Short problem
Pull out every line of the records below that contains the word "number", and copy each one in full. Letter case must match.

▬▬▬

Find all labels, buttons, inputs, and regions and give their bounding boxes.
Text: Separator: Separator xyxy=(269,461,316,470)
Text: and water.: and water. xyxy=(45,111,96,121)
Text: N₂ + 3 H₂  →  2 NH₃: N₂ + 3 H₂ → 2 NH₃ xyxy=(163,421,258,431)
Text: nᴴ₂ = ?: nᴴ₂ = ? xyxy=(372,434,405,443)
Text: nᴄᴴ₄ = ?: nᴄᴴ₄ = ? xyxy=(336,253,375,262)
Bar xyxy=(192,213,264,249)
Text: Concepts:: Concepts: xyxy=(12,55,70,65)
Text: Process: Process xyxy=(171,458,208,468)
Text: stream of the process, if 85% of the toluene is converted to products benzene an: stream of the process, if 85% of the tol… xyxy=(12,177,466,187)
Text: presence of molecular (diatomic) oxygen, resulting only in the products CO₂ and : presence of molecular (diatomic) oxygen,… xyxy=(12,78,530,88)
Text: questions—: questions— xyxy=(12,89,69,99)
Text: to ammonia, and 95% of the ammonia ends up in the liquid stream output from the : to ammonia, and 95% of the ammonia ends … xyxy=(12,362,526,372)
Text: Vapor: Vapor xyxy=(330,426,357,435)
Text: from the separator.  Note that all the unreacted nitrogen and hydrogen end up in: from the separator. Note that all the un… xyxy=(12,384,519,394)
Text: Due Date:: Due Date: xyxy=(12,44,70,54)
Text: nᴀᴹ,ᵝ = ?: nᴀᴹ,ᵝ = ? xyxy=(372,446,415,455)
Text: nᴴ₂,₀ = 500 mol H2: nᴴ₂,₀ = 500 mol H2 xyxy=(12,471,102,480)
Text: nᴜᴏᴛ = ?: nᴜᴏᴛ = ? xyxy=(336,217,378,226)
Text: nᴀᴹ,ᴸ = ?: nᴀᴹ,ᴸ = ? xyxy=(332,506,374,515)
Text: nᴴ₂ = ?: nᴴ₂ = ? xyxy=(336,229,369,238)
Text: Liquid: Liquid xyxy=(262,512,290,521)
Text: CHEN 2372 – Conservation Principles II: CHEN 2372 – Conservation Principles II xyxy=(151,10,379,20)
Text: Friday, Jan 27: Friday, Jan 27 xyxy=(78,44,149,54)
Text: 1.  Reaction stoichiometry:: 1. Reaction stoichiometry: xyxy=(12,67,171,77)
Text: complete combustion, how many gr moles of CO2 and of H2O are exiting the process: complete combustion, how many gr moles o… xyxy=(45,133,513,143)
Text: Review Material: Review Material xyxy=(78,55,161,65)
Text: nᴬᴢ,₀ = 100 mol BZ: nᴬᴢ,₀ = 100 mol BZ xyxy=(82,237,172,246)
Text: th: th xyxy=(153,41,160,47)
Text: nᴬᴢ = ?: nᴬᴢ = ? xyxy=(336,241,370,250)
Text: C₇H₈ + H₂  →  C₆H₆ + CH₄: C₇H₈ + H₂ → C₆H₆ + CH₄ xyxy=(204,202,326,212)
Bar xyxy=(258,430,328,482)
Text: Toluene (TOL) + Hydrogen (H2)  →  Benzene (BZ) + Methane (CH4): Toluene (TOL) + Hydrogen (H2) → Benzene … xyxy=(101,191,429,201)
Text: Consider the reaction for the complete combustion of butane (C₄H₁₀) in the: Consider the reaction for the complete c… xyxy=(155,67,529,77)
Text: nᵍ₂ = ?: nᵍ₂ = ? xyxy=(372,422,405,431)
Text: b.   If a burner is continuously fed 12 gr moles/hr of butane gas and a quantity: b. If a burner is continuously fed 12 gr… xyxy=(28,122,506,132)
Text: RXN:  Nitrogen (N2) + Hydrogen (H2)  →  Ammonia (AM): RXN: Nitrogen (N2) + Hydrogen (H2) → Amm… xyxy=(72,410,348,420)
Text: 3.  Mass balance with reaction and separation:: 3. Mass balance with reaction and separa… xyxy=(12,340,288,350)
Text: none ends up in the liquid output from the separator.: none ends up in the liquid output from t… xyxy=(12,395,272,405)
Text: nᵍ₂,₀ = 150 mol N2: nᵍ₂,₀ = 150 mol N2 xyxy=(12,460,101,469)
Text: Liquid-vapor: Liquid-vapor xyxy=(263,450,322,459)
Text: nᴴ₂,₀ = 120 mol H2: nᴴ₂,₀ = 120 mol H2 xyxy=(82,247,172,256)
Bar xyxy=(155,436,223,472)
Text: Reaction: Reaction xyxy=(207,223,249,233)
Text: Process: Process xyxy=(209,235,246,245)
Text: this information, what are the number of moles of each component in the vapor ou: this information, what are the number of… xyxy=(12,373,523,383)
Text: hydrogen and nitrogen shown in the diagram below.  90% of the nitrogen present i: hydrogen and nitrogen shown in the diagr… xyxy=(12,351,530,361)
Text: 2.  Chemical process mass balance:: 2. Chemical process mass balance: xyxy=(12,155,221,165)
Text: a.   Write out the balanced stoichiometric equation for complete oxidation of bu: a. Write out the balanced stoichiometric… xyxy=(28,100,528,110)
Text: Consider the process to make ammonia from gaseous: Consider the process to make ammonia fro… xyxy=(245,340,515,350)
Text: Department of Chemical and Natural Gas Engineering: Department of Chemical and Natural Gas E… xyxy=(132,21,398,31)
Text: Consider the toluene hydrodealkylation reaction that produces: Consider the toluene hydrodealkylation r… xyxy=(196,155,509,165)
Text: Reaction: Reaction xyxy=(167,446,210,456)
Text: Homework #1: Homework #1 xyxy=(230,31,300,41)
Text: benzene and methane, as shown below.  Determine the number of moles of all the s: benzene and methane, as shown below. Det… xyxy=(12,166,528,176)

▬▬▬

Task output
Text: this information, what are the number of moles of each component in the vapor ou: this information, what are the number of… xyxy=(12,373,523,383)
Text: benzene and methane, as shown below.  Determine the number of moles of all the s: benzene and methane, as shown below. Det… xyxy=(12,166,528,176)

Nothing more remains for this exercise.